[Structured figure records]
* * * *

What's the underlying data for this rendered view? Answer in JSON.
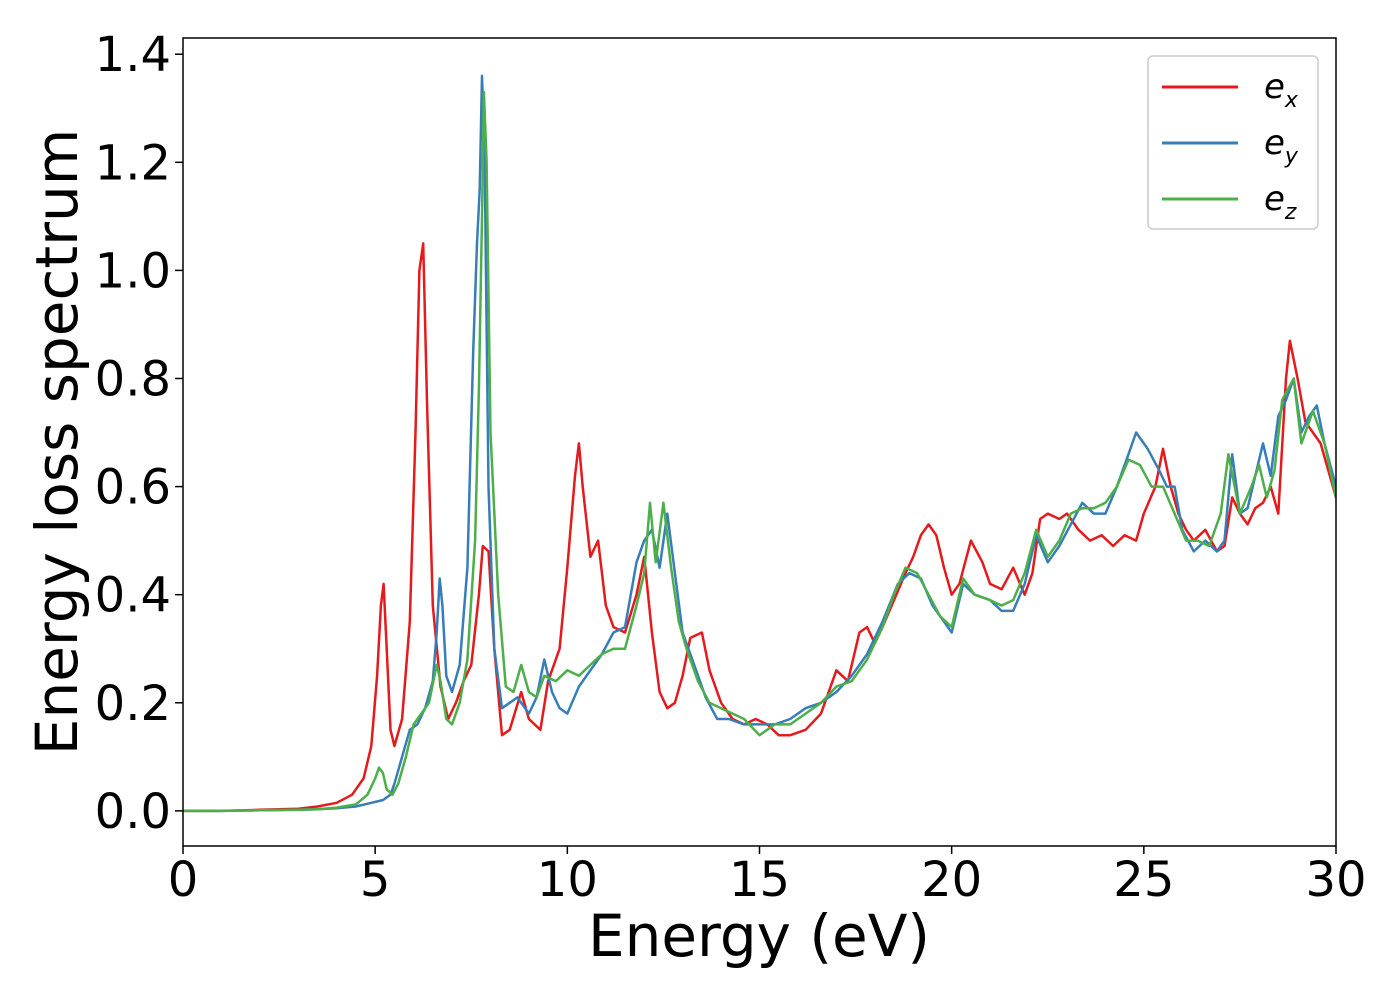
{
  "chart_data": {
    "type": "line",
    "title": "",
    "xlabel": "Energy (eV)",
    "ylabel": "Energy loss spectrum",
    "xlim": [
      0,
      30
    ],
    "ylim": [
      -0.065,
      1.43
    ],
    "xticks": [
      0,
      5,
      10,
      15,
      20,
      25,
      30
    ],
    "yticks": [
      0.0,
      0.2,
      0.4,
      0.6,
      0.8,
      1.0,
      1.2,
      1.4
    ],
    "xtick_labels": [
      "0",
      "5",
      "10",
      "15",
      "20",
      "25",
      "30"
    ],
    "ytick_labels": [
      "0.0",
      "0.2",
      "0.4",
      "0.6",
      "0.8",
      "1.0",
      "1.2",
      "1.4"
    ],
    "grid": false,
    "legend": {
      "placement": "top-right"
    },
    "series": [
      {
        "name": "e_x",
        "label_base": "e",
        "label_sub": "x",
        "color": "#e41a1c",
        "x": [
          0,
          1,
          2,
          3,
          3.5,
          4,
          4.4,
          4.7,
          4.9,
          5.05,
          5.15,
          5.22,
          5.3,
          5.4,
          5.5,
          5.7,
          5.9,
          6.05,
          6.15,
          6.25,
          6.35,
          6.5,
          6.7,
          6.9,
          7.1,
          7.3,
          7.5,
          7.7,
          7.8,
          7.95,
          8.1,
          8.3,
          8.5,
          8.8,
          9.0,
          9.3,
          9.5,
          9.8,
          10.0,
          10.2,
          10.3,
          10.4,
          10.6,
          10.8,
          11.0,
          11.2,
          11.5,
          11.8,
          12.0,
          12.2,
          12.4,
          12.6,
          12.8,
          13.0,
          13.2,
          13.5,
          13.7,
          14.0,
          14.3,
          14.6,
          14.9,
          15.2,
          15.5,
          15.8,
          16.2,
          16.6,
          17.0,
          17.3,
          17.6,
          17.8,
          18.0,
          18.2,
          18.5,
          18.8,
          19.0,
          19.2,
          19.4,
          19.6,
          19.8,
          20.0,
          20.2,
          20.5,
          20.8,
          21.0,
          21.3,
          21.6,
          21.9,
          22.1,
          22.3,
          22.5,
          22.8,
          23.0,
          23.3,
          23.6,
          23.9,
          24.2,
          24.5,
          24.8,
          25.0,
          25.3,
          25.5,
          25.7,
          25.9,
          26.1,
          26.3,
          26.6,
          26.9,
          27.1,
          27.3,
          27.5,
          27.7,
          27.9,
          28.1,
          28.3,
          28.5,
          28.7,
          28.8,
          29.0,
          29.2,
          29.4,
          29.6,
          29.8,
          30.0
        ],
        "values": [
          0.0,
          0.0,
          0.002,
          0.004,
          0.008,
          0.015,
          0.03,
          0.06,
          0.12,
          0.25,
          0.38,
          0.42,
          0.3,
          0.15,
          0.12,
          0.17,
          0.35,
          0.7,
          1.0,
          1.05,
          0.75,
          0.38,
          0.23,
          0.17,
          0.2,
          0.24,
          0.27,
          0.4,
          0.49,
          0.48,
          0.3,
          0.14,
          0.15,
          0.22,
          0.17,
          0.15,
          0.24,
          0.3,
          0.45,
          0.62,
          0.68,
          0.6,
          0.47,
          0.5,
          0.38,
          0.34,
          0.33,
          0.4,
          0.47,
          0.33,
          0.22,
          0.19,
          0.2,
          0.25,
          0.32,
          0.33,
          0.26,
          0.2,
          0.17,
          0.16,
          0.17,
          0.16,
          0.14,
          0.14,
          0.15,
          0.18,
          0.26,
          0.24,
          0.33,
          0.34,
          0.31,
          0.34,
          0.39,
          0.44,
          0.47,
          0.51,
          0.53,
          0.51,
          0.45,
          0.4,
          0.42,
          0.5,
          0.46,
          0.42,
          0.41,
          0.45,
          0.4,
          0.44,
          0.54,
          0.55,
          0.54,
          0.55,
          0.52,
          0.5,
          0.51,
          0.49,
          0.51,
          0.5,
          0.55,
          0.6,
          0.67,
          0.6,
          0.55,
          0.52,
          0.5,
          0.52,
          0.48,
          0.49,
          0.58,
          0.55,
          0.53,
          0.56,
          0.57,
          0.6,
          0.55,
          0.8,
          0.87,
          0.8,
          0.72,
          0.7,
          0.68,
          0.63,
          0.58
        ]
      },
      {
        "name": "e_y",
        "label_base": "e",
        "label_sub": "y",
        "color": "#377eb8",
        "x": [
          0,
          1,
          2,
          3,
          3.5,
          4,
          4.5,
          4.9,
          5.2,
          5.4,
          5.5,
          5.7,
          5.9,
          6.1,
          6.3,
          6.5,
          6.6,
          6.68,
          6.75,
          6.85,
          7.0,
          7.2,
          7.4,
          7.55,
          7.65,
          7.72,
          7.78,
          7.85,
          7.95,
          8.1,
          8.3,
          8.5,
          8.7,
          9.0,
          9.2,
          9.4,
          9.6,
          9.8,
          10.0,
          10.3,
          10.6,
          10.9,
          11.2,
          11.5,
          11.8,
          12.0,
          12.2,
          12.4,
          12.6,
          12.8,
          13.0,
          13.3,
          13.6,
          13.9,
          14.2,
          14.6,
          15.0,
          15.4,
          15.8,
          16.2,
          16.6,
          17.0,
          17.4,
          17.8,
          18.2,
          18.6,
          18.9,
          19.2,
          19.5,
          19.8,
          20.0,
          20.3,
          20.6,
          21.0,
          21.3,
          21.6,
          21.9,
          22.2,
          22.5,
          22.8,
          23.1,
          23.4,
          23.7,
          24.0,
          24.3,
          24.6,
          24.8,
          25.1,
          25.4,
          25.6,
          25.8,
          26.0,
          26.3,
          26.6,
          26.9,
          27.1,
          27.3,
          27.5,
          27.7,
          27.9,
          28.1,
          28.3,
          28.5,
          28.7,
          28.9,
          29.1,
          29.3,
          29.5,
          29.7,
          30.0
        ],
        "values": [
          0.0,
          0.0,
          0.001,
          0.002,
          0.003,
          0.005,
          0.008,
          0.015,
          0.02,
          0.03,
          0.05,
          0.1,
          0.15,
          0.16,
          0.19,
          0.24,
          0.33,
          0.43,
          0.38,
          0.25,
          0.22,
          0.27,
          0.45,
          0.85,
          1.05,
          1.15,
          1.36,
          1.2,
          0.6,
          0.3,
          0.19,
          0.2,
          0.21,
          0.18,
          0.21,
          0.28,
          0.22,
          0.19,
          0.18,
          0.23,
          0.26,
          0.29,
          0.33,
          0.34,
          0.46,
          0.5,
          0.52,
          0.45,
          0.55,
          0.44,
          0.33,
          0.27,
          0.21,
          0.17,
          0.17,
          0.16,
          0.16,
          0.16,
          0.17,
          0.19,
          0.2,
          0.22,
          0.25,
          0.29,
          0.35,
          0.42,
          0.44,
          0.43,
          0.38,
          0.35,
          0.33,
          0.42,
          0.4,
          0.39,
          0.37,
          0.37,
          0.42,
          0.51,
          0.46,
          0.49,
          0.53,
          0.57,
          0.55,
          0.55,
          0.6,
          0.66,
          0.7,
          0.67,
          0.63,
          0.6,
          0.6,
          0.52,
          0.48,
          0.5,
          0.48,
          0.5,
          0.66,
          0.55,
          0.56,
          0.62,
          0.68,
          0.62,
          0.73,
          0.76,
          0.8,
          0.7,
          0.73,
          0.75,
          0.68,
          0.6
        ]
      },
      {
        "name": "e_z",
        "label_base": "e",
        "label_sub": "z",
        "color": "#4daf4a",
        "x": [
          0,
          1,
          2,
          3,
          3.5,
          4,
          4.5,
          4.8,
          5.0,
          5.1,
          5.2,
          5.3,
          5.45,
          5.6,
          5.8,
          6.0,
          6.2,
          6.4,
          6.6,
          6.7,
          6.85,
          7.0,
          7.2,
          7.4,
          7.6,
          7.7,
          7.78,
          7.83,
          7.9,
          8.0,
          8.2,
          8.4,
          8.6,
          8.8,
          9.0,
          9.2,
          9.4,
          9.7,
          10.0,
          10.3,
          10.6,
          10.9,
          11.2,
          11.5,
          11.8,
          12.0,
          12.15,
          12.3,
          12.5,
          12.7,
          12.9,
          13.1,
          13.4,
          13.7,
          14.0,
          14.3,
          14.6,
          15.0,
          15.4,
          15.8,
          16.2,
          16.6,
          17.0,
          17.4,
          17.8,
          18.2,
          18.5,
          18.8,
          19.1,
          19.4,
          19.7,
          20.0,
          20.3,
          20.6,
          21.0,
          21.3,
          21.6,
          21.9,
          22.2,
          22.5,
          22.8,
          23.1,
          23.4,
          23.7,
          24.0,
          24.3,
          24.6,
          24.9,
          25.2,
          25.5,
          25.8,
          26.1,
          26.4,
          26.7,
          27.0,
          27.2,
          27.5,
          27.8,
          28.0,
          28.2,
          28.4,
          28.6,
          28.9,
          29.1,
          29.4,
          29.7,
          30.0
        ],
        "values": [
          0.0,
          0.0,
          0.001,
          0.002,
          0.003,
          0.006,
          0.012,
          0.03,
          0.06,
          0.08,
          0.07,
          0.04,
          0.03,
          0.05,
          0.1,
          0.16,
          0.18,
          0.2,
          0.27,
          0.24,
          0.17,
          0.16,
          0.2,
          0.28,
          0.5,
          0.78,
          1.1,
          1.33,
          1.2,
          0.7,
          0.4,
          0.23,
          0.22,
          0.27,
          0.22,
          0.21,
          0.25,
          0.24,
          0.26,
          0.25,
          0.27,
          0.29,
          0.3,
          0.3,
          0.38,
          0.44,
          0.57,
          0.46,
          0.57,
          0.45,
          0.35,
          0.3,
          0.24,
          0.2,
          0.19,
          0.18,
          0.17,
          0.14,
          0.16,
          0.16,
          0.18,
          0.2,
          0.23,
          0.24,
          0.28,
          0.34,
          0.4,
          0.45,
          0.44,
          0.4,
          0.36,
          0.34,
          0.43,
          0.4,
          0.39,
          0.38,
          0.39,
          0.44,
          0.52,
          0.47,
          0.5,
          0.55,
          0.56,
          0.56,
          0.57,
          0.6,
          0.65,
          0.64,
          0.6,
          0.6,
          0.55,
          0.5,
          0.5,
          0.49,
          0.55,
          0.66,
          0.55,
          0.6,
          0.64,
          0.58,
          0.63,
          0.76,
          0.8,
          0.68,
          0.74,
          0.68,
          0.58
        ]
      }
    ]
  }
}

* * * *

Indicate how many lines of the material include the word "color"; the number alone is required.

§ SOLUTION TO THIS PROBLEM: 3